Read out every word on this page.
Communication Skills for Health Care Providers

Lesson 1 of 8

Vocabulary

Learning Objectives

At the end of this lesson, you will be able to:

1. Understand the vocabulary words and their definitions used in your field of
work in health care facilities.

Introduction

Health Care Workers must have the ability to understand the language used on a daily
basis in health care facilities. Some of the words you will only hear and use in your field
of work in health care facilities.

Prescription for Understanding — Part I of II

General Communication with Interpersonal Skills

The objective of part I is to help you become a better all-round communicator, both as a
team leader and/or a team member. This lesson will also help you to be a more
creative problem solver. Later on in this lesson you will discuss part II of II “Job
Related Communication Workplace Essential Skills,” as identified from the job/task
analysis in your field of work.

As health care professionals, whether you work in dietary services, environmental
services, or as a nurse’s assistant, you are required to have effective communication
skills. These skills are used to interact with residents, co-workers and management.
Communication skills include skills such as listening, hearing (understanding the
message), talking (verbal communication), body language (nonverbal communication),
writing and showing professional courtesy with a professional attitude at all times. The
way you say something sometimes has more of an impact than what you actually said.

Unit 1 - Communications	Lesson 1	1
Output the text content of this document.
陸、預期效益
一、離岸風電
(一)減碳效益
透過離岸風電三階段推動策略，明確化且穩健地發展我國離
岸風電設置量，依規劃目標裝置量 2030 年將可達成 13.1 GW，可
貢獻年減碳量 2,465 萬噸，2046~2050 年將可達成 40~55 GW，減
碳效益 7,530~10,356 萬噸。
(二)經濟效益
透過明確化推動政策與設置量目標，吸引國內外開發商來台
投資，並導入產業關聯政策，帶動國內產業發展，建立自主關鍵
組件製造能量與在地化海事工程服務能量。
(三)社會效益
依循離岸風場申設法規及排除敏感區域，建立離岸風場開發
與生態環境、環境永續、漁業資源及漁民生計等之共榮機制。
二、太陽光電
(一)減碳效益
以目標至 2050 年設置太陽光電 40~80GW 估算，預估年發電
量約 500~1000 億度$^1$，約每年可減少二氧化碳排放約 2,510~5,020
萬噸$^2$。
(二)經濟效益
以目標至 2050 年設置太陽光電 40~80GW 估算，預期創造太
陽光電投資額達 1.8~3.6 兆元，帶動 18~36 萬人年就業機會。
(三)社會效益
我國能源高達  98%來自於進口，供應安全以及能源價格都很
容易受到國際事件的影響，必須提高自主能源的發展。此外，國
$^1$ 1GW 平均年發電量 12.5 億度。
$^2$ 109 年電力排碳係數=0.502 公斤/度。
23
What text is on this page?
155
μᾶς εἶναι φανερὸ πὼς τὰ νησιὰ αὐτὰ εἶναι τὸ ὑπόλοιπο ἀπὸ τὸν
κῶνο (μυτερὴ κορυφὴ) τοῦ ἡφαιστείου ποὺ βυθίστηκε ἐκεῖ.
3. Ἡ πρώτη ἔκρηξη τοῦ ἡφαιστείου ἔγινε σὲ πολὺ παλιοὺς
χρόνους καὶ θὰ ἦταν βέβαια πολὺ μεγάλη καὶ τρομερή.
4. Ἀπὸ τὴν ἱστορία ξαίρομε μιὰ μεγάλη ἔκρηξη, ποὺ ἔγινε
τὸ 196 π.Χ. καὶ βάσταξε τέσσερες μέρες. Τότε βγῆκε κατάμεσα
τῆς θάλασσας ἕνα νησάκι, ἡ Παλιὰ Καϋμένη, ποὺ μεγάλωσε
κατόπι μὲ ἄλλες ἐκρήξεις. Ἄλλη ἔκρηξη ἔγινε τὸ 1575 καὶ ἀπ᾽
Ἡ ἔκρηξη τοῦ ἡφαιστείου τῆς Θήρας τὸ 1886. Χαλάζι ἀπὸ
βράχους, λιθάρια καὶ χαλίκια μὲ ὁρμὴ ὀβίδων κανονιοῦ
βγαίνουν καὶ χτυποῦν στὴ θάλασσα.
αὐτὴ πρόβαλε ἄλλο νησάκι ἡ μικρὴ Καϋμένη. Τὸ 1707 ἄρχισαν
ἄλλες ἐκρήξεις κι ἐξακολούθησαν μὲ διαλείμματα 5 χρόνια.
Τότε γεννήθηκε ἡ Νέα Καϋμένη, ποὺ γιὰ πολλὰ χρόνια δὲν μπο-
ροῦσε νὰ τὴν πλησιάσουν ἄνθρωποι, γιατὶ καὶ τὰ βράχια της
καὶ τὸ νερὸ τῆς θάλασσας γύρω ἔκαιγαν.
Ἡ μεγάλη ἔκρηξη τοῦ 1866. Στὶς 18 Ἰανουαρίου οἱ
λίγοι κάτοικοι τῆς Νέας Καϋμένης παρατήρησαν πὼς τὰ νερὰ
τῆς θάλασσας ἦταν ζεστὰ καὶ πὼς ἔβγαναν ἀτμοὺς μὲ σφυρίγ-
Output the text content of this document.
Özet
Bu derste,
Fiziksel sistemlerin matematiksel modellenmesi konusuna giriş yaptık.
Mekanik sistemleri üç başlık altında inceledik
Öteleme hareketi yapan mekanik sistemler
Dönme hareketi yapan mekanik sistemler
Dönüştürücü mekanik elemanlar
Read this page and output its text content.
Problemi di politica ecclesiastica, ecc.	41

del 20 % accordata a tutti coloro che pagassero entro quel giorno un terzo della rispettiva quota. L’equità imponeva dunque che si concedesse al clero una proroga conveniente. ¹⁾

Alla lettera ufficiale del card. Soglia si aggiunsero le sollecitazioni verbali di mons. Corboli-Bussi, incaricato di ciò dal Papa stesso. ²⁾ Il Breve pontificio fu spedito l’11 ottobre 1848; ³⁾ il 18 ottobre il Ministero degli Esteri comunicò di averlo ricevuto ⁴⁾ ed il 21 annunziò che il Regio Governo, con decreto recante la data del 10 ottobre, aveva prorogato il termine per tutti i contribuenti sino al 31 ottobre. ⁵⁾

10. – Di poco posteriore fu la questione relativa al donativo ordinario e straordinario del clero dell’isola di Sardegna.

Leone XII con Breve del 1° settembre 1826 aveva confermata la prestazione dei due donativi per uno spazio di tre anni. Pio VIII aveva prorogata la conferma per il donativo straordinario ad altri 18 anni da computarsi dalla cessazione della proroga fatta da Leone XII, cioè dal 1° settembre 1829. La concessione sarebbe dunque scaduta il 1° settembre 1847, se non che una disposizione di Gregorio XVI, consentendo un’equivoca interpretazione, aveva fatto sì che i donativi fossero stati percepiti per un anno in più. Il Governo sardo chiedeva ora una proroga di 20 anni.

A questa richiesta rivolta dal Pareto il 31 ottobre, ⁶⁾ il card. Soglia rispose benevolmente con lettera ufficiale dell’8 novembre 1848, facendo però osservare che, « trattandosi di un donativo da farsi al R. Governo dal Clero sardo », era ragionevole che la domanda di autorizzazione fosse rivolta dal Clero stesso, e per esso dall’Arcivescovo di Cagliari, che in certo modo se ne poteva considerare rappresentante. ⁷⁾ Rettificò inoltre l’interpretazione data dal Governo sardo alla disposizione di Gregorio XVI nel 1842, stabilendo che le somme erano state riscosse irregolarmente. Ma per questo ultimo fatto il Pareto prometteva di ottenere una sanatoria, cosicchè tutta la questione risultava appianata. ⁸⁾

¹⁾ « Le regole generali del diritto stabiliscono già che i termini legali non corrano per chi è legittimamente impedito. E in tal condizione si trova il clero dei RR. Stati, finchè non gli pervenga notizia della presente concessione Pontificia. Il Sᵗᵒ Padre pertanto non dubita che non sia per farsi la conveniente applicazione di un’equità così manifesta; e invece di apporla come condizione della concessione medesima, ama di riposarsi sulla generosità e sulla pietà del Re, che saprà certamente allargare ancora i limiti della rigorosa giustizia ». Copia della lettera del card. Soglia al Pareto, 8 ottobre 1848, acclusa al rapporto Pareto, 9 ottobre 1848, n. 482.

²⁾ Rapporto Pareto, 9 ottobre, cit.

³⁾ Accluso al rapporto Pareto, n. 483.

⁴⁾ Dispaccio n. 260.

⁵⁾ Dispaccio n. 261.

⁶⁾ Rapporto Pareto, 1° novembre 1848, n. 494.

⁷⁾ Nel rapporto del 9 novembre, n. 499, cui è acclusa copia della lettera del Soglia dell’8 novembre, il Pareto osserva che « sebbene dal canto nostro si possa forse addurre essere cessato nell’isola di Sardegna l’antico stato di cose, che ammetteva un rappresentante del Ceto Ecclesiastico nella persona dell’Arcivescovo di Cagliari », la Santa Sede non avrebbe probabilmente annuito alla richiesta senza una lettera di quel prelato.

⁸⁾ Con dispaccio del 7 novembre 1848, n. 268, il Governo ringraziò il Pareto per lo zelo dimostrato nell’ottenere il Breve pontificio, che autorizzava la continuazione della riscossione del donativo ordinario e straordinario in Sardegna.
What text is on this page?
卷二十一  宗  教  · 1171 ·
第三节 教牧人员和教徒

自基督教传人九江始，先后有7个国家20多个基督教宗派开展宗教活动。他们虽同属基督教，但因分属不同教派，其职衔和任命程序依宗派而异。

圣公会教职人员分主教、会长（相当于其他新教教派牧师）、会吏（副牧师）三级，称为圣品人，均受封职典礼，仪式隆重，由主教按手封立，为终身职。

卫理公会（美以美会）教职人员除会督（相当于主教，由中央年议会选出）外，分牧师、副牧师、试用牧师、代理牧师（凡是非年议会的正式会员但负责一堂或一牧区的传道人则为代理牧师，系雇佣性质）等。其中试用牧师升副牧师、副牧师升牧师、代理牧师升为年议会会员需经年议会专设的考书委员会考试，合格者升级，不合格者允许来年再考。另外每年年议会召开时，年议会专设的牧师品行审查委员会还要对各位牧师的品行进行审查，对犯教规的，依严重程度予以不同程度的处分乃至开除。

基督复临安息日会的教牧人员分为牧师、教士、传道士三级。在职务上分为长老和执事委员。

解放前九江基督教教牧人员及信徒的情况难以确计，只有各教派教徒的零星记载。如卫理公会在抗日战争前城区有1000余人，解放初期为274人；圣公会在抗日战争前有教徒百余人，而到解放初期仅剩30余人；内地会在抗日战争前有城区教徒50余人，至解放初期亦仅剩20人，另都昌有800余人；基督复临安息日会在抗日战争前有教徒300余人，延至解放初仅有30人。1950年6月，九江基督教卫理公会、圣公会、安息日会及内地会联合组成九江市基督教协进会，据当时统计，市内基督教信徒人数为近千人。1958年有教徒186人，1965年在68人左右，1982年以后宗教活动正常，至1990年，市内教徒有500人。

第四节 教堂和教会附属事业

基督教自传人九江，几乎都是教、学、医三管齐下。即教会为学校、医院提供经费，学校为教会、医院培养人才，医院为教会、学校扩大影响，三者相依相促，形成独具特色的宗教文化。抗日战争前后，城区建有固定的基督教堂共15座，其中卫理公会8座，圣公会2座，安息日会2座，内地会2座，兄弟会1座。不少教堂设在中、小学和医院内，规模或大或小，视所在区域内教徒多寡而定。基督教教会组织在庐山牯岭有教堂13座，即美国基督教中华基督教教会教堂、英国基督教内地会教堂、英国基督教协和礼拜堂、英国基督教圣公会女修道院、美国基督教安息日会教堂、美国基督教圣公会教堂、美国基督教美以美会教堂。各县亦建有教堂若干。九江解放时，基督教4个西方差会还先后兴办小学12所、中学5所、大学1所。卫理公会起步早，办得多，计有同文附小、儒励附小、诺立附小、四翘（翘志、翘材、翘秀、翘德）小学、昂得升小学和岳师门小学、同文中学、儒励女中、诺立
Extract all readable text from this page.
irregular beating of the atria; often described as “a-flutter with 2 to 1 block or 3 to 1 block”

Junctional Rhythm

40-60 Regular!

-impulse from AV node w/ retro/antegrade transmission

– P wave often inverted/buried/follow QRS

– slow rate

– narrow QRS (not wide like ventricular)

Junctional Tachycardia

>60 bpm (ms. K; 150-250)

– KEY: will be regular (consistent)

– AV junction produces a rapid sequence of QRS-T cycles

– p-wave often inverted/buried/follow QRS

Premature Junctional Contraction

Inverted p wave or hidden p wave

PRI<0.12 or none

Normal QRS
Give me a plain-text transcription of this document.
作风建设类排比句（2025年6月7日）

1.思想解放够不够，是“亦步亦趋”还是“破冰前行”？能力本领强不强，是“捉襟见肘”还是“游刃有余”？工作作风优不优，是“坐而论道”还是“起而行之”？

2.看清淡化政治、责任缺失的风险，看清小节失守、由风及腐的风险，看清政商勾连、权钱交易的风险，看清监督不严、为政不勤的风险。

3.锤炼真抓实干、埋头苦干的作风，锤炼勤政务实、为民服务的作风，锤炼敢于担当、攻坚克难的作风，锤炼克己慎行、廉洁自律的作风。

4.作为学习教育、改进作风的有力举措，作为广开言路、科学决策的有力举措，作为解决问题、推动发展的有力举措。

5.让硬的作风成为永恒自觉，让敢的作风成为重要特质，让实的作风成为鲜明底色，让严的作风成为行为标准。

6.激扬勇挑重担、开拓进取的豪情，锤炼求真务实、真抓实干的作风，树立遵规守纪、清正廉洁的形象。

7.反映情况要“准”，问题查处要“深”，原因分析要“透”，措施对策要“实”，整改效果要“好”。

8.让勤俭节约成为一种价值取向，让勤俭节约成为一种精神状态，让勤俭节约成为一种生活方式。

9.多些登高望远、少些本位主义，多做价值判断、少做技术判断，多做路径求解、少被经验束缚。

Problem requirements: Look through the entries above; copy each line where the string "ἄλλες" appears.

Expected output:
κατόπι μὲ ἄλλες ἐκρήξεις. Ἄλλη ἔκρηξη ἔγινε τὸ 1575 καὶ ἀπ᾽
ἄλλες ἐκρήξεις κι ἐξακολούθησαν μὲ διαλείμματα 5 χρόνια.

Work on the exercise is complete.